>> start
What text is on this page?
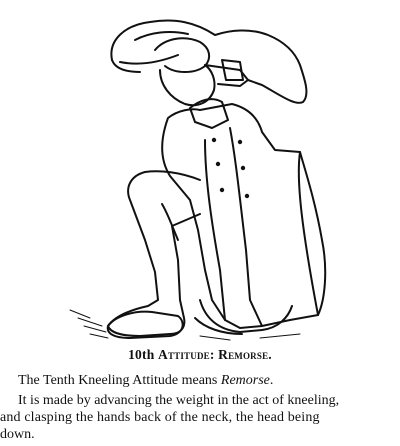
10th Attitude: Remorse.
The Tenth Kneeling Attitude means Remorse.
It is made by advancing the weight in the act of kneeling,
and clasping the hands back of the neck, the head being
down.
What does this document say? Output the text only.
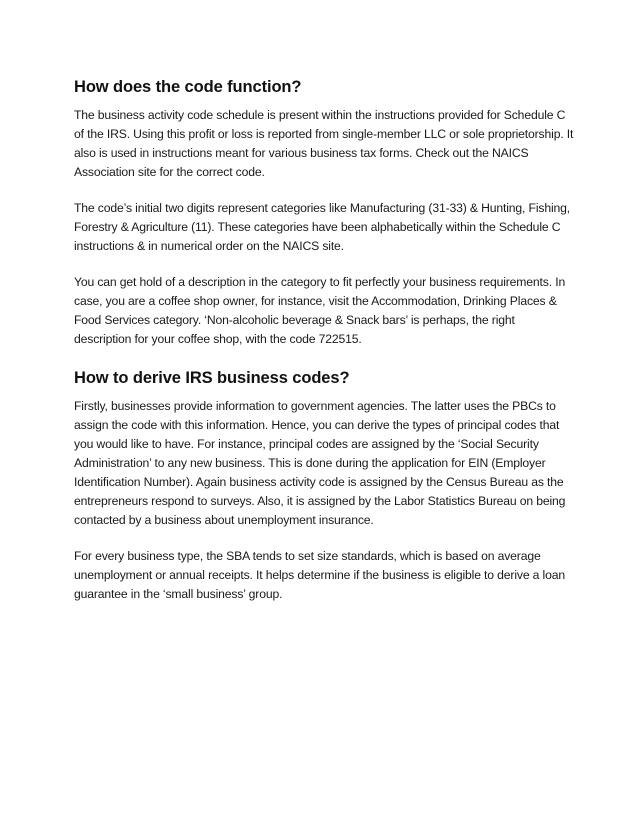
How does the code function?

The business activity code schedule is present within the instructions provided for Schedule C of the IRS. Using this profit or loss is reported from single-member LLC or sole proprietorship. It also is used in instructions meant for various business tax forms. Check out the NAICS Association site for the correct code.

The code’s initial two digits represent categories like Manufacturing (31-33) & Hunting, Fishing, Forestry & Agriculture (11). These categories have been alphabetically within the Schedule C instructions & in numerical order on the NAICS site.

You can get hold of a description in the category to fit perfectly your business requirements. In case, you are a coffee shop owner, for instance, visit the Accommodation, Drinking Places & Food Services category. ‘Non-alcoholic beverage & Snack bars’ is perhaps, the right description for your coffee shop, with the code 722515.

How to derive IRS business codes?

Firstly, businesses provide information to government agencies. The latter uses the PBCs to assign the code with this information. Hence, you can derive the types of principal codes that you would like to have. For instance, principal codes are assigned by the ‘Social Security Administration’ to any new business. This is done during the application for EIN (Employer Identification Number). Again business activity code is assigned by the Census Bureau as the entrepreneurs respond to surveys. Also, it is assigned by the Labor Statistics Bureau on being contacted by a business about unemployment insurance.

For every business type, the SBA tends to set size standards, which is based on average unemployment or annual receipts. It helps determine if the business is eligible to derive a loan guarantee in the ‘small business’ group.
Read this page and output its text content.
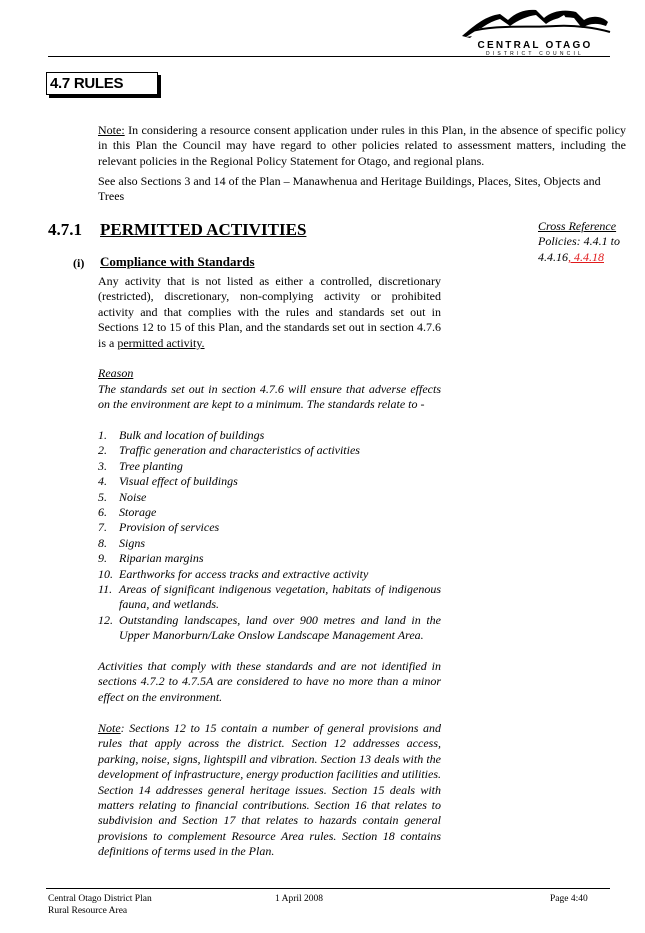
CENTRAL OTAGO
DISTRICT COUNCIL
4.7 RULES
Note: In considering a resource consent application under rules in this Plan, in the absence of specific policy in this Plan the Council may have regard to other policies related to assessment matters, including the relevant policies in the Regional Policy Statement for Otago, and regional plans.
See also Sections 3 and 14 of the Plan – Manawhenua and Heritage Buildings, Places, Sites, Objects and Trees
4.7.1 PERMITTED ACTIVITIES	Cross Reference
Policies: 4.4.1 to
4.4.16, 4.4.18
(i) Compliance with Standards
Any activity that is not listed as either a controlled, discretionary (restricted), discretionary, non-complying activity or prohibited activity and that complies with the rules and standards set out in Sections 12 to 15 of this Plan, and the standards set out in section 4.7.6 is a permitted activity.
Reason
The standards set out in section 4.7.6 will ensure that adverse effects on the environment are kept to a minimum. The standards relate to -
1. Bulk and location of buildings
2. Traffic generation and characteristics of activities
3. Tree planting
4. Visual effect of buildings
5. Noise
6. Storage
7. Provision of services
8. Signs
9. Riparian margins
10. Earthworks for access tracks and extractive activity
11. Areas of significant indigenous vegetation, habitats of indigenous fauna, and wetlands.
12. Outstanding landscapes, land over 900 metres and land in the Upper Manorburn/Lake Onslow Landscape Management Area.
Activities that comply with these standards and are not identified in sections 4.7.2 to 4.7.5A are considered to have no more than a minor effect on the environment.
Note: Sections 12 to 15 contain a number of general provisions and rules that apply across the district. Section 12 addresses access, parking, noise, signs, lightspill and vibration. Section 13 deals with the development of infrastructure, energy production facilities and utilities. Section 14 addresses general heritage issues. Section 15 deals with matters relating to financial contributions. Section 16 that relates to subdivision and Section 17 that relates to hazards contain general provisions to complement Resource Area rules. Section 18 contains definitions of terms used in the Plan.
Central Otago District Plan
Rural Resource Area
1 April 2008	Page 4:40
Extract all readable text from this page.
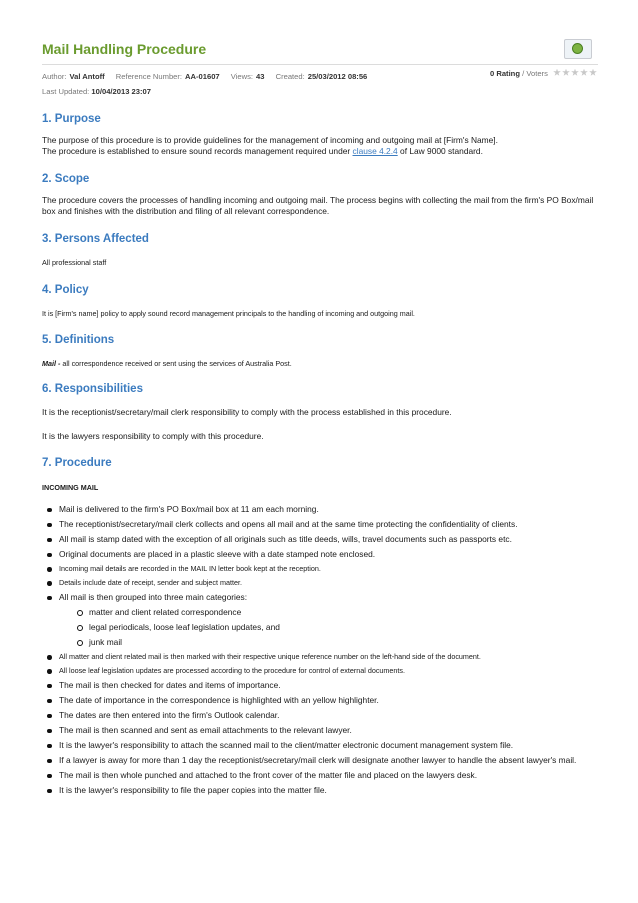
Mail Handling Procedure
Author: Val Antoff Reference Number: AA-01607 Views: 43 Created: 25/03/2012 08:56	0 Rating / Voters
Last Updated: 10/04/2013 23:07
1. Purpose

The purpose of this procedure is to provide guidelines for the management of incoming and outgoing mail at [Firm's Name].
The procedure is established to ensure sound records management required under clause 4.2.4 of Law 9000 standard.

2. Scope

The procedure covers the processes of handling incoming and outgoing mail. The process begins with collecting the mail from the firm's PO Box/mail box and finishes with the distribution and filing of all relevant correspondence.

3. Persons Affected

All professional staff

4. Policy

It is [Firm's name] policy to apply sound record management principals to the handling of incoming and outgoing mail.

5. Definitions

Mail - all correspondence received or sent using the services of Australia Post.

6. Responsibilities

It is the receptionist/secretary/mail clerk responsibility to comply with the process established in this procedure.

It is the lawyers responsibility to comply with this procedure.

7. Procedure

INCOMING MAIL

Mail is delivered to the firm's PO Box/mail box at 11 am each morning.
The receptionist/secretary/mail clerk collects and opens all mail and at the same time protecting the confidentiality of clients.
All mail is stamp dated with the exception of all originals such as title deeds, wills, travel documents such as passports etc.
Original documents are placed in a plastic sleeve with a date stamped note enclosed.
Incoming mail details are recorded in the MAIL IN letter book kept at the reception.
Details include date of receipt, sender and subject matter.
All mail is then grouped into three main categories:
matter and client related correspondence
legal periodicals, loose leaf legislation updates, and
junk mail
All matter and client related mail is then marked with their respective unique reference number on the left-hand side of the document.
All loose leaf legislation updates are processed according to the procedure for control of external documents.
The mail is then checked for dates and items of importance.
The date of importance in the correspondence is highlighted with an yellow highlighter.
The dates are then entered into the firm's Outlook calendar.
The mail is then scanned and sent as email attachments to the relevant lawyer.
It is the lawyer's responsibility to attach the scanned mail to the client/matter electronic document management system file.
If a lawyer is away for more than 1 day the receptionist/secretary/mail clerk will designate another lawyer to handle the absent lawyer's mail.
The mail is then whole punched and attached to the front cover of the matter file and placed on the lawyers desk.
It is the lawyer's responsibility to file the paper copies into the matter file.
>> end
• **PROBLEM TO WORK ON**: From the listing above, copy all lines holding the word "receptionist".

• **WRITTEN SOLUTION**:
It is the receptionist/secretary/mail clerk responsibility to comply with the process established in this procedure.
The receptionist/secretary/mail clerk collects and opens all mail and at the same time protecting the confidentiality of clients.
If a lawyer is away for more than 1 day the receptionist/secretary/mail clerk will designate another lawyer to handle the absent lawyer's mail.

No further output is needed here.